Description of the task >>
Copy out each line of the data holding "عباس".

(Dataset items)
· · · · · · ·

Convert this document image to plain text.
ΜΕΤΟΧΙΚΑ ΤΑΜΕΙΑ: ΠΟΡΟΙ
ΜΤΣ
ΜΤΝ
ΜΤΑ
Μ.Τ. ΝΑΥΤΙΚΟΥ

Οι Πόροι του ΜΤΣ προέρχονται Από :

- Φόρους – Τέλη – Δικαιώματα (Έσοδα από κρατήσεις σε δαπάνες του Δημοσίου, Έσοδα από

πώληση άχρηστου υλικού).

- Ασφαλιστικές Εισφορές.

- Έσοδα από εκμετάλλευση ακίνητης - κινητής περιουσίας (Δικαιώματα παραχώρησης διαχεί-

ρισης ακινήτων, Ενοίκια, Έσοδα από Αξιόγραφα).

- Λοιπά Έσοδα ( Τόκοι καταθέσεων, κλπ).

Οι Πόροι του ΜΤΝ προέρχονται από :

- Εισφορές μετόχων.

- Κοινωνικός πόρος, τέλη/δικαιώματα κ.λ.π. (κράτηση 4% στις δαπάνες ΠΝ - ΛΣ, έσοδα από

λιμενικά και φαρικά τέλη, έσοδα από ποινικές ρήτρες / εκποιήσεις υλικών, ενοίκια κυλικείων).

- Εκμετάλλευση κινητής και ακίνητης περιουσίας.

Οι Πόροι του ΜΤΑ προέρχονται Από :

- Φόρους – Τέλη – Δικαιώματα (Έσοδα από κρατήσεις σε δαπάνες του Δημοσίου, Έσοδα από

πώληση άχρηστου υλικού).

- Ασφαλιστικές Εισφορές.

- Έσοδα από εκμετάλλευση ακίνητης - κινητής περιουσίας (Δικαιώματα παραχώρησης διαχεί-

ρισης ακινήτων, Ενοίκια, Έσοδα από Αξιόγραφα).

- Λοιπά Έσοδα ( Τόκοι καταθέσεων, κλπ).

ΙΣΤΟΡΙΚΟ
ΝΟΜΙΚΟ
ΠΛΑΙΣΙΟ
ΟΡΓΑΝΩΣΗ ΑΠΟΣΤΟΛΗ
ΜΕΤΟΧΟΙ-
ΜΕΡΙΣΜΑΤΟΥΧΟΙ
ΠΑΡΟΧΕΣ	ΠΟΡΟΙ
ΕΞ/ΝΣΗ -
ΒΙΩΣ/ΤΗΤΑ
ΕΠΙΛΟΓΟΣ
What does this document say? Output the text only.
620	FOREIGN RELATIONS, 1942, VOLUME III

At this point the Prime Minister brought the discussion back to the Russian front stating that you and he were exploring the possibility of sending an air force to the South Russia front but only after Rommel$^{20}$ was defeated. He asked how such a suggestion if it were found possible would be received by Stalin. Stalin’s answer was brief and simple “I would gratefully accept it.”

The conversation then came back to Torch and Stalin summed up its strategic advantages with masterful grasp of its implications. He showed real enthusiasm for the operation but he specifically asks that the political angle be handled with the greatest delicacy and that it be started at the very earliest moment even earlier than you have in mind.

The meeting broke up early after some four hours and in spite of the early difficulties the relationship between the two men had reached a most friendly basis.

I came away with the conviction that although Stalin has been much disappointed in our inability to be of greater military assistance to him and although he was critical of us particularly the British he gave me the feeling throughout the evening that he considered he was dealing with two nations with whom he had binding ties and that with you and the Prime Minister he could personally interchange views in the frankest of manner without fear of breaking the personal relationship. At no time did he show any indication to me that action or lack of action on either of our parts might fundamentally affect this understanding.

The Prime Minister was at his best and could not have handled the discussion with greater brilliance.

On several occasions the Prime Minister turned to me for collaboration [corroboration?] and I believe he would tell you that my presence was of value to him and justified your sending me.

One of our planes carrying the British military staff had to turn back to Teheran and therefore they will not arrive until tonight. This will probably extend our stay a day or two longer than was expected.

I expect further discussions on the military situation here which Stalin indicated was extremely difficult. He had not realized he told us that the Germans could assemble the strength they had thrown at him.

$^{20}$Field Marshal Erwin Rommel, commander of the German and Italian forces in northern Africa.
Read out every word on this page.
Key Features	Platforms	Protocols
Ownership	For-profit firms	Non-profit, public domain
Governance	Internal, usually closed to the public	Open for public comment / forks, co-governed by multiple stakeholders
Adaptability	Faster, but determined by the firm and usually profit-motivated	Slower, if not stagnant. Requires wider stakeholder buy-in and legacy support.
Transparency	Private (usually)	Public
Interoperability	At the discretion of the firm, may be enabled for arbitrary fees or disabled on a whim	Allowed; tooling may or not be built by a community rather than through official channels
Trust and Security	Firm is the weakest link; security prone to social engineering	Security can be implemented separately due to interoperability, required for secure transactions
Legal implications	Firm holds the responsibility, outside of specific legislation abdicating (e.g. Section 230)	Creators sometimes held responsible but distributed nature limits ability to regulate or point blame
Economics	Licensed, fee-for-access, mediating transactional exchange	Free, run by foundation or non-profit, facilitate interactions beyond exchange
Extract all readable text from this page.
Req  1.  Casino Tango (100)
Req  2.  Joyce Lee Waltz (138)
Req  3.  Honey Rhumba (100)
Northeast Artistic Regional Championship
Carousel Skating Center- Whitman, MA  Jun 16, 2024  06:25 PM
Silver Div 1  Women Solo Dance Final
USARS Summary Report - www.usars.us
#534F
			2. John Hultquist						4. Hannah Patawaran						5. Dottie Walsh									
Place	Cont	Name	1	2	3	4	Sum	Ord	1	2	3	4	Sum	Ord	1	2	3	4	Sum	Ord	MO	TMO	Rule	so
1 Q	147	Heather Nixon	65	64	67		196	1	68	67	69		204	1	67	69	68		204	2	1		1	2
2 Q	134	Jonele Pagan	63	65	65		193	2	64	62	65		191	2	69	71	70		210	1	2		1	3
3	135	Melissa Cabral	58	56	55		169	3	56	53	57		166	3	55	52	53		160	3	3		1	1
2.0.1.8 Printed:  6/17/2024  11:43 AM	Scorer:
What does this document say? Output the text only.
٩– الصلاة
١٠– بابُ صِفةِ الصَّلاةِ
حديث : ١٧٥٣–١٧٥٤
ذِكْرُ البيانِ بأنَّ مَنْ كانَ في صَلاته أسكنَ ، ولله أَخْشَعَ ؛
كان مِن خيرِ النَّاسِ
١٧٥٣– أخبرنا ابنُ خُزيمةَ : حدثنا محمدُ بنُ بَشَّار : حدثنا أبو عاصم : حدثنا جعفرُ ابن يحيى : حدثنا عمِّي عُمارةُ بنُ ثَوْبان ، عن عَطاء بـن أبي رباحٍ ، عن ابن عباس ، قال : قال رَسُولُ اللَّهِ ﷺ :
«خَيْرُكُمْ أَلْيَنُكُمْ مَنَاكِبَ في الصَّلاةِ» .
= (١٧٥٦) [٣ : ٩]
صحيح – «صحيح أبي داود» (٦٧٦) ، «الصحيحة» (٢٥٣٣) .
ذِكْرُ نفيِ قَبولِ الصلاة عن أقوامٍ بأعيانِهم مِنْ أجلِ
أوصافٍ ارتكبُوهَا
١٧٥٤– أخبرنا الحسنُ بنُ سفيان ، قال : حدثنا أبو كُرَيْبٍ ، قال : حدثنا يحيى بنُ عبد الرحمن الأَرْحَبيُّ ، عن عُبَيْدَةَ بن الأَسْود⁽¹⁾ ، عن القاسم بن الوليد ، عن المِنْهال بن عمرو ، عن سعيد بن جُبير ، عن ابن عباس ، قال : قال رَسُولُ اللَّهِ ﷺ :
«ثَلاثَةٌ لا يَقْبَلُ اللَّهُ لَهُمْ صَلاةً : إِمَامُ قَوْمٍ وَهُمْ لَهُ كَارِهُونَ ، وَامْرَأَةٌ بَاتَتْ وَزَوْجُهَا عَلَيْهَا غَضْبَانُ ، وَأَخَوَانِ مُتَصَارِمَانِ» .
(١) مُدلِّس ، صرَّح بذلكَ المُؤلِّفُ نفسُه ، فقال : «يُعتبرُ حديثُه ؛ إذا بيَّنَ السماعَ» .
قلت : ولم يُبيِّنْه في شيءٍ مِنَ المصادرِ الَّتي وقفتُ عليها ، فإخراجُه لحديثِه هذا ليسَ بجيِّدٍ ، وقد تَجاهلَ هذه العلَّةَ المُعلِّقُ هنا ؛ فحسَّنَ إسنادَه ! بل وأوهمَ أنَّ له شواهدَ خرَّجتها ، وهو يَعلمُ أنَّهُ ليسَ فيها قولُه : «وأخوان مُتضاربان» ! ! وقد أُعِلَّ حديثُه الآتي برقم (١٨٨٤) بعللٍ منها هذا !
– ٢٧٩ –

· · · · · · ·

Complete answer >>
١٧٥٣– أخبرنا ابنُ خُزيمةَ : حدثنا محمدُ بنُ بَشَّار : حدثنا أبو عاصم : حدثنا جعفرُ ابن يحيى : حدثنا عمِّي عُمارةُ بنُ ثَوْبان ، عن عَطاء بـن أبي رباحٍ ، عن ابن عباس ، قال : قال رَسُولُ اللَّهِ ﷺ :
١٧٥٤– أخبرنا الحسنُ بنُ سفيان ، قال : حدثنا أبو كُرَيْبٍ ، قال : حدثنا يحيى بنُ عبد الرحمن الأَرْحَبيُّ ، عن عُبَيْدَةَ بن الأَسْود⁽¹⁾ ، عن القاسم بن الوليد ، عن المِنْهال بن عمرو ، عن سعيد بن جُبير ، عن ابن عباس ، قال : قال رَسُولُ اللَّهِ ﷺ :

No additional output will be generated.